Search the records for the word "this" and report each line that has it.
--- Begin ---
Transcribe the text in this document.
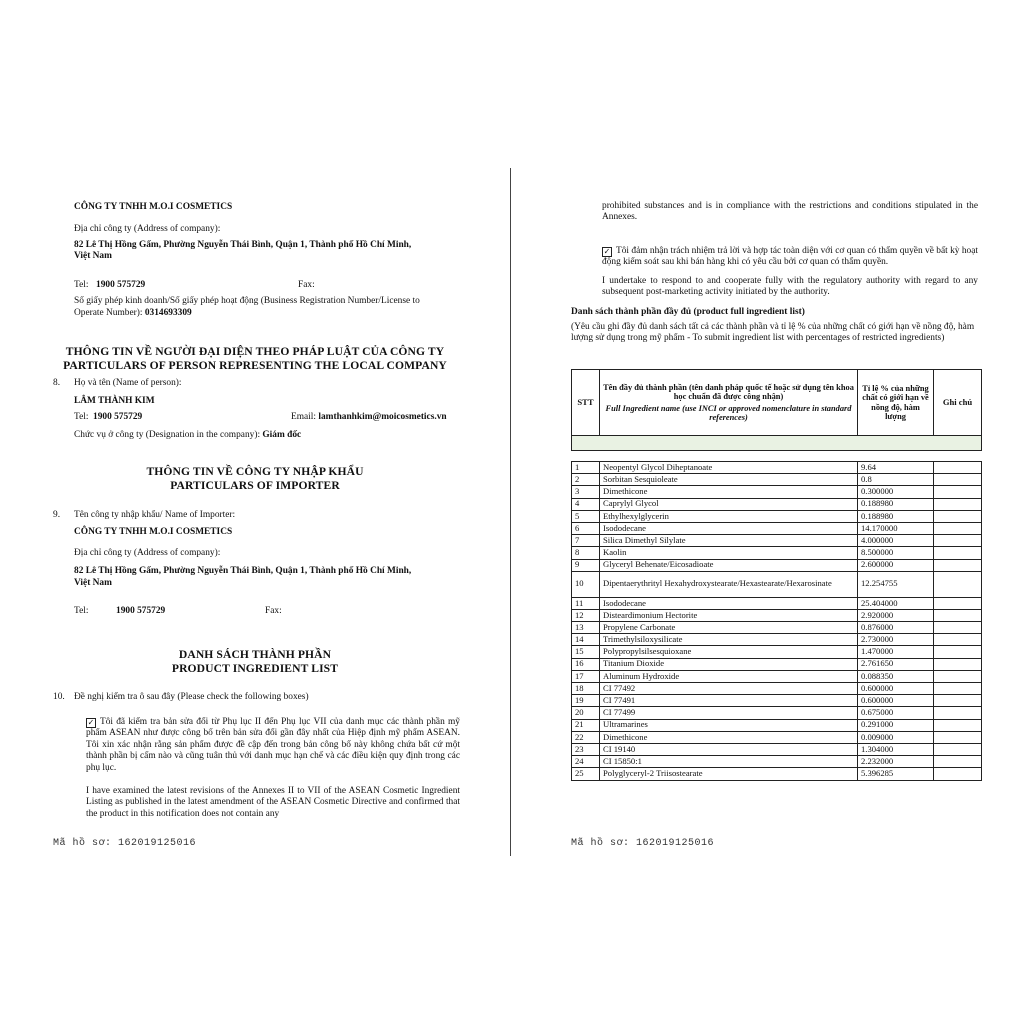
CÔNG TY TNHH M.O.I COSMETICS
Địa chỉ công ty (Address of company):
82 Lê Thị Hồng Gấm, Phường Nguyễn Thái Bình, Quận 1, Thành phố Hồ Chí Minh,
Việt Nam
Tel: 1900 575729	Fax:
Số giấy phép kinh doanh/Số giấy phép hoạt động (Business Registration Number/License to
Operate Number): 0314693309
THÔNG TIN VỀ NGƯỜI ĐẠI DIỆN THEO PHÁP LUẬT CỦA CÔNG TY
PARTICULARS OF PERSON REPRESENTING THE LOCAL COMPANY
8. Họ và tên (Name of person):
LÂM THÀNH KIM
Tel: 1900 575729	Email: lamthanhkim@moicosmetics.vn
Chức vụ ở công ty (Designation in the company): Giám đốc
THÔNG TIN VỀ CÔNG TY NHẬP KHẨU
PARTICULARS OF IMPORTER
9. Tên công ty nhập khẩu/ Name of Importer:
CÔNG TY TNHH M.O.I COSMETICS
Địa chỉ công ty (Address of company):
82 Lê Thị Hồng Gấm, Phường Nguyễn Thái Bình, Quận 1, Thành phố Hồ Chí Minh,
Việt Nam
Tel:	1900 575729	Fax:
DANH SÁCH THÀNH PHẦN
PRODUCT INGREDIENT LIST
10. Đề nghị kiểm tra ô sau đây (Please check the following boxes)
✓ Tôi đã kiểm tra bản sửa đổi từ Phụ lục II đến Phụ lục VII của danh mục các thành phần mỹ phẩm ASEAN như được công bố trên bản sửa đổi gần đây nhất của Hiệp định mỹ phẩm ASEAN. Tôi xin xác nhận rằng sản phẩm được đề cập đến trong bản công bố này không chứa bất cứ một thành phần bị cấm nào và cũng tuân thủ với danh mục hạn chế và các điều kiện quy định trong các phụ lục.
I have examined the latest revisions of the Annexes II to VII of the ASEAN Cosmetic Ingredient Listing as published in the latest amendment of the ASEAN Cosmetic Directive and confirmed that the product in this notification does not contain any
Mã hồ sơ: 162019125016
prohibited substances and is in compliance with the restrictions and conditions stipulated in the Annexes.
✓ Tôi đảm nhận trách nhiệm trả lời và hợp tác toàn diện với cơ quan có thẩm quyền về bất kỳ hoạt động kiểm soát sau khi bán hàng khi có yêu cầu bởi cơ quan có thẩm quyền.
I undertake to respond to and cooperate fully with the regulatory authority with regard to any subsequent post-marketing activity initiated by the authority.
Danh sách thành phần đầy đủ (product full ingredient list)
(Yêu cầu ghi đầy đủ danh sách tất cả các thành phần và tỉ lệ % của những chất có giới hạn về nồng độ, hàm lượng sử dụng trong mỹ phẩm - To submit ingredient list with percentages of restricted ingredients)
STT	Tên đầy đủ thành phần (tên danh pháp quốc tế hoặc sử dụng tên khoa học chuẩn đã được công nhận)
Full Ingredient name (use INCI or approved nomenclature in standard references)	Tỉ lệ % của những chất có giới hạn về nồng độ, hàm lượng	Ghi chú

1	Neopentyl Glycol Diheptanoate	9.64	
2	Sorbitan Sesquioleate	0.8	
3	Dimethicone	0.300000	
4	Caprylyl Glycol	0.188980	
5	Ethylhexylglycerin	0.188980	
6	Isododecane	14.170000	
7	Silica Dimethyl Silylate	4.000000	
8	Kaolin	8.500000	
9	Glyceryl Behenate/Eicosadioate	2.600000	
10	Dipentaerythrityl Hexahydroxystearate/Hexastearate/Hexarosinate	12.254755	
11	Isododecane	25.404000	
12	Disteardimonium Hectorite	2.920000	
13	Propylene Carbonate	0.876000	
14	Trimethylsiloxysilicate	2.730000	
15	Polypropylsilsesquioxane	1.470000	
16	Titanium Dioxide	2.761650	
17	Aluminum Hydroxide	0.088350	
18	CI 77492	0.600000	
19	CI 77491	0.600000	
20	CI 77499	0.675000	
21	Ultramarines	0.291000	
22	Dimethicone	0.009000	
23	CI 19140	1.304000	
24	CI 15850:1	2.232000	
25	Polyglyceryl-2 Triisostearate	5.396285	
Mã hồ sơ: 162019125016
--- End ---
# Expected answer
Transcribe the text in this document.
I have examined the latest revisions of the Annexes II to VII of the ASEAN Cosmetic Ingredient Listing as published in the latest amendment of the ASEAN Cosmetic Directive and confirmed that the product in this notification does not contain any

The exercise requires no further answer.